Task prompt => Pick out each line of the records in which the word "ヘッダー" appears.

Information given =>
· · ·

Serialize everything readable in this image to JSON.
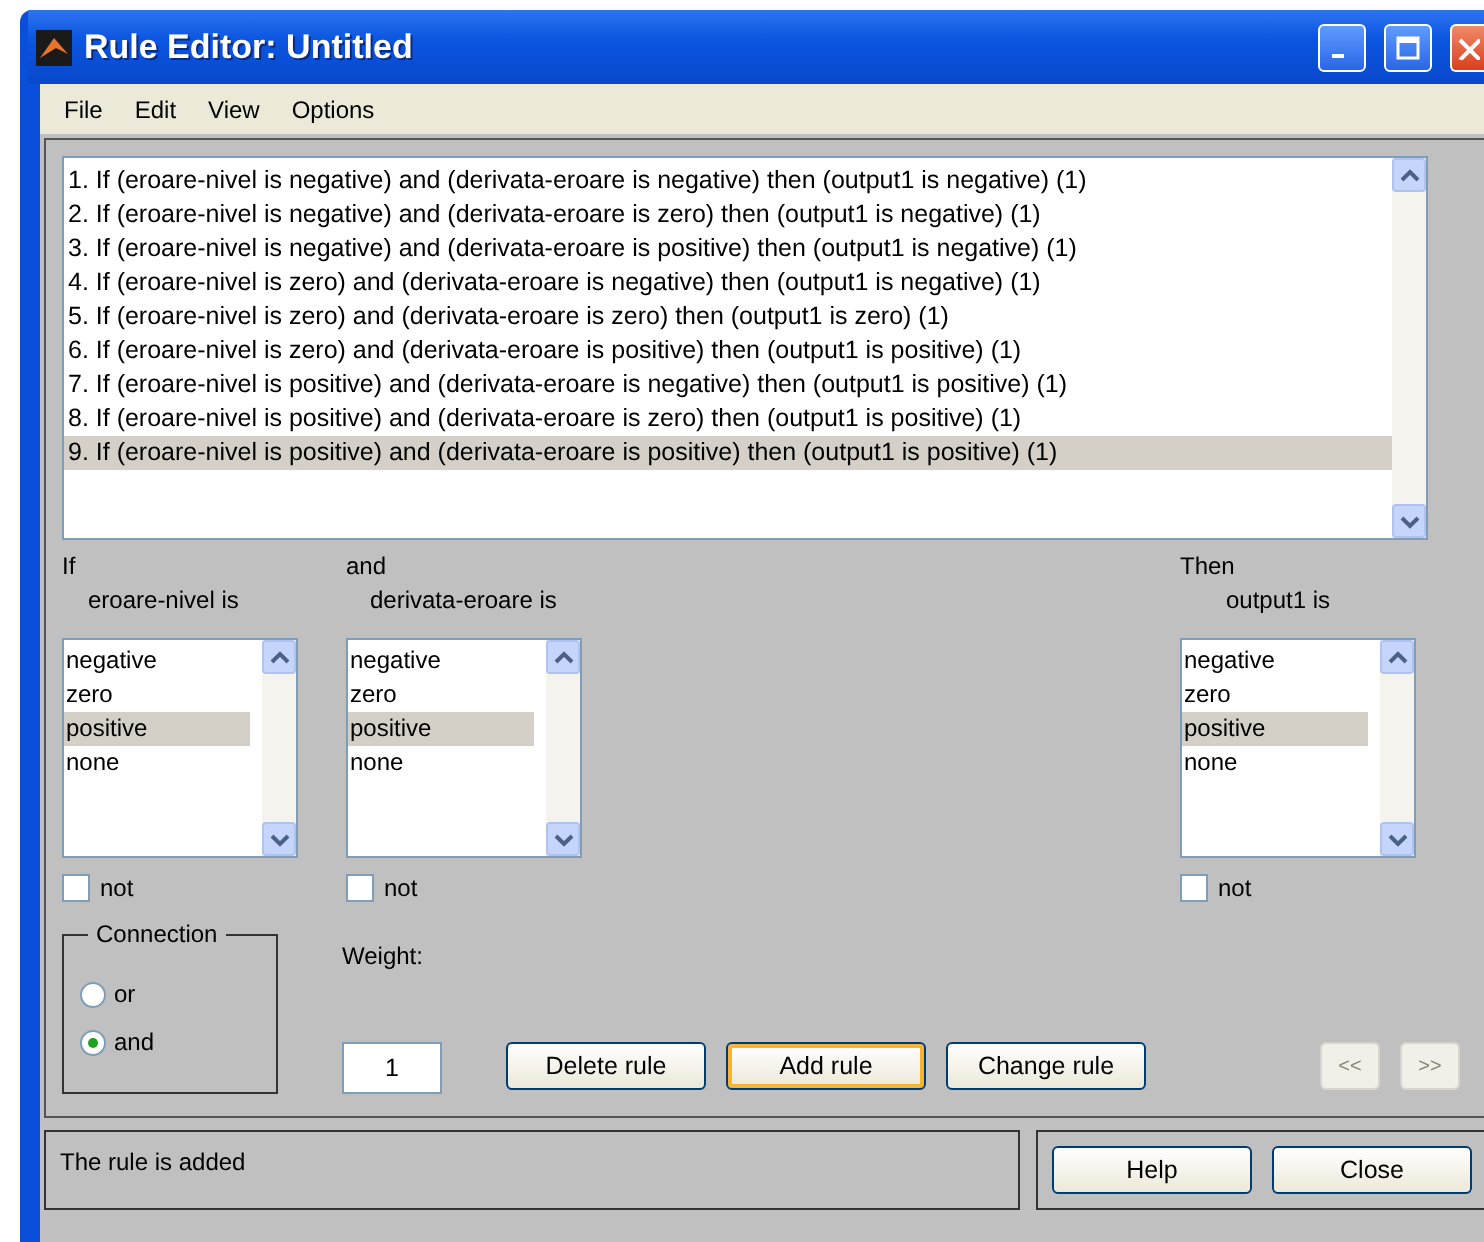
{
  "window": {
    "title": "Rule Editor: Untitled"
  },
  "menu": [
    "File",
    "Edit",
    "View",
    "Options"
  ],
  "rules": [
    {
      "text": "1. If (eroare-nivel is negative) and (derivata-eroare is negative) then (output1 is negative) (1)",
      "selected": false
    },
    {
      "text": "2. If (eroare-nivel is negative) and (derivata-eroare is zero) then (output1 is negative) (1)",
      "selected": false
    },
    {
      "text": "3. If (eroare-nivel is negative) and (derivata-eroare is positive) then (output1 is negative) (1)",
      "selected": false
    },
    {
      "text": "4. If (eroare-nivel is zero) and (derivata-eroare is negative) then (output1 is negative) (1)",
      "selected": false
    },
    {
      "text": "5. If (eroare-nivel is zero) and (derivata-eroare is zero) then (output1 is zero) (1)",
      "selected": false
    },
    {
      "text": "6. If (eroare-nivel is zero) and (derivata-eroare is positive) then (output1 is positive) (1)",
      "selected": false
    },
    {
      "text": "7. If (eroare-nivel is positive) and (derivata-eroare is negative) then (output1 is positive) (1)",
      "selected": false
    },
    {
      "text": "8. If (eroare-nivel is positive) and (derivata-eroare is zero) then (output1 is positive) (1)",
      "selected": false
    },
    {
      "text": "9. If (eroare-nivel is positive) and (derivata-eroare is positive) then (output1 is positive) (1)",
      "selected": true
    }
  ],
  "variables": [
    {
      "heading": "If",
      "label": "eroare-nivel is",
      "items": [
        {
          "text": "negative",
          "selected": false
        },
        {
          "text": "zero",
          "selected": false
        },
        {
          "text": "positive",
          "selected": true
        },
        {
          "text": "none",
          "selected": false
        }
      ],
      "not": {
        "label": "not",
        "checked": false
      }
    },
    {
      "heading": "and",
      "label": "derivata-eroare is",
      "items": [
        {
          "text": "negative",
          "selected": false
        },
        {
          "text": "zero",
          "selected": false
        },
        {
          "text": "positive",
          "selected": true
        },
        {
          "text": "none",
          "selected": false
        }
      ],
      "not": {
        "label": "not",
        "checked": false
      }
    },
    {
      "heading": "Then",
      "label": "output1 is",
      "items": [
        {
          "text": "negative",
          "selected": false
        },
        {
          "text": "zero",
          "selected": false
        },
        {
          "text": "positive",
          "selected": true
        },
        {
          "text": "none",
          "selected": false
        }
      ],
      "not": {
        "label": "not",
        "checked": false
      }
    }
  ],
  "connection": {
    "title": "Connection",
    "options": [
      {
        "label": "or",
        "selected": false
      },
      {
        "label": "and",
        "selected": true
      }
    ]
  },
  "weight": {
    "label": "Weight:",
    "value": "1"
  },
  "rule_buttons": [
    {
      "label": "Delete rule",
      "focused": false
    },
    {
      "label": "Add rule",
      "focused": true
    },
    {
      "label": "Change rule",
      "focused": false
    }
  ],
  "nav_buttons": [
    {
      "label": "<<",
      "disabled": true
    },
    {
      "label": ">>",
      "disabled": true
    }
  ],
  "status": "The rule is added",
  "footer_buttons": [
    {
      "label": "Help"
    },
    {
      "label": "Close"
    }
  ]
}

· · ·

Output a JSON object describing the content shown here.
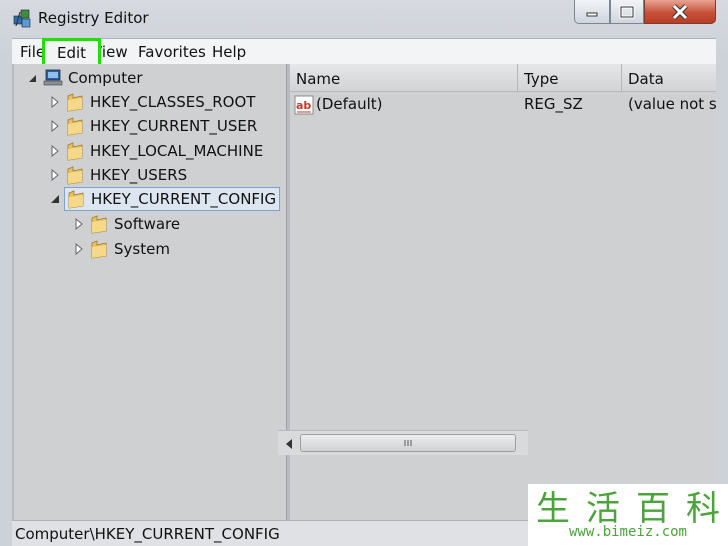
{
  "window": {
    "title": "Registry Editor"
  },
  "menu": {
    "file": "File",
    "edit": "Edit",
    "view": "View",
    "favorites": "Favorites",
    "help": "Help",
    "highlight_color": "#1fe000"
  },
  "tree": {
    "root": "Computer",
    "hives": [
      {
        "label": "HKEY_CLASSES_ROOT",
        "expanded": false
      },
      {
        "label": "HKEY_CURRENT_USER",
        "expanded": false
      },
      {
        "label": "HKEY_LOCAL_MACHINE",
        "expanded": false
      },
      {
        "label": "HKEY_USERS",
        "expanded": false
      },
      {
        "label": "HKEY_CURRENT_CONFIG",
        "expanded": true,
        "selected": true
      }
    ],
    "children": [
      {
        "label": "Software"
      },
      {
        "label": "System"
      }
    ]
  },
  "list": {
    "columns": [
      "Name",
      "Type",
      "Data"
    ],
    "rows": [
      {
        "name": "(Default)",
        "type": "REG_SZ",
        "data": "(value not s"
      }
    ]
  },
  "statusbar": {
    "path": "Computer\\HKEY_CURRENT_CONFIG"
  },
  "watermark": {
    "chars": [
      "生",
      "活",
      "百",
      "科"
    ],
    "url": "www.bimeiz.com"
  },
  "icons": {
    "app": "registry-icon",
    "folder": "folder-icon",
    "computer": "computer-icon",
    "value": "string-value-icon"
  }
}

· · ·

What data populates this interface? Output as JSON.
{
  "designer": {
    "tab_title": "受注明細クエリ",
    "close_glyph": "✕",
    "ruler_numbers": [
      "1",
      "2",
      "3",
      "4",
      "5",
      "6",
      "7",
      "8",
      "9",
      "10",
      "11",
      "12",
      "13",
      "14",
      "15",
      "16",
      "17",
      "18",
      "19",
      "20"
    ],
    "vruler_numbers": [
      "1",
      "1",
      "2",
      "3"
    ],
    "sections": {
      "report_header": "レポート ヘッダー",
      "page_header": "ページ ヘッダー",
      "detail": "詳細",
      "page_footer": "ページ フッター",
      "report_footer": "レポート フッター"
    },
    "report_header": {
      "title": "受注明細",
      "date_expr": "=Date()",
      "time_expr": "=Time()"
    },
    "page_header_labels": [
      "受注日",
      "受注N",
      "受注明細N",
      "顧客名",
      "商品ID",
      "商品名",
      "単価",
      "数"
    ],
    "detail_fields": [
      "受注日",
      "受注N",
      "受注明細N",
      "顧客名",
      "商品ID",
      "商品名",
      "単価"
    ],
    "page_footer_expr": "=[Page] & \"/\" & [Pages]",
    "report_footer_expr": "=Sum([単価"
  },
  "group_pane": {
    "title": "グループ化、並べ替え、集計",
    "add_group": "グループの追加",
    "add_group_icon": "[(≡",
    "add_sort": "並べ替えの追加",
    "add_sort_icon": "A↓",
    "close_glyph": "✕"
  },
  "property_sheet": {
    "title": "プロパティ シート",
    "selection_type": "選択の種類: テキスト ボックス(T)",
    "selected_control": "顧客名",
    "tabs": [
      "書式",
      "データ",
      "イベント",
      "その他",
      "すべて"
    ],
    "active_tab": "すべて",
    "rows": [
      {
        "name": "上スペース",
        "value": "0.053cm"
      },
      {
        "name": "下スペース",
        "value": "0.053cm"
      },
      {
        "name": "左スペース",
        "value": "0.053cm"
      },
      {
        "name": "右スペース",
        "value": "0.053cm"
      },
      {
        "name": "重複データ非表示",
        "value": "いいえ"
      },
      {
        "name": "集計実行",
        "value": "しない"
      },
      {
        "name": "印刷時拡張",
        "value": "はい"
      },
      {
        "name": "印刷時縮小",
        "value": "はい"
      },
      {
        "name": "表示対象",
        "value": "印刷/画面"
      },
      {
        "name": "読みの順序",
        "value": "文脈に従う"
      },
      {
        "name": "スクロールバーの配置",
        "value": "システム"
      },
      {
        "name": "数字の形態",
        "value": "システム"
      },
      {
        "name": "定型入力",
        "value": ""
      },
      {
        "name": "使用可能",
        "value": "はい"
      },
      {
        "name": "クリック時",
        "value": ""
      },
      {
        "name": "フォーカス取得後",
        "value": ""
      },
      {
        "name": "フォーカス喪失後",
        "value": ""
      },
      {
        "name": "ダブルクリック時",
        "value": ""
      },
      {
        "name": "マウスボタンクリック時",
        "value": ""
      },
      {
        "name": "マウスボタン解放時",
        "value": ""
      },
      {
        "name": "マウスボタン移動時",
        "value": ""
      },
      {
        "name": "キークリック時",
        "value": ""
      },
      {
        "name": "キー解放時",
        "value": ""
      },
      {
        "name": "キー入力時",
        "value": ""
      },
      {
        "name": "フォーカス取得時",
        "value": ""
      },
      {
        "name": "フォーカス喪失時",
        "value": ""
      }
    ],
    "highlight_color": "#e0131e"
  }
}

· · ·

Solution to this exercise =>
      "report_header": "レポート ヘッダー",
      "page_header": "ページ ヘッダー",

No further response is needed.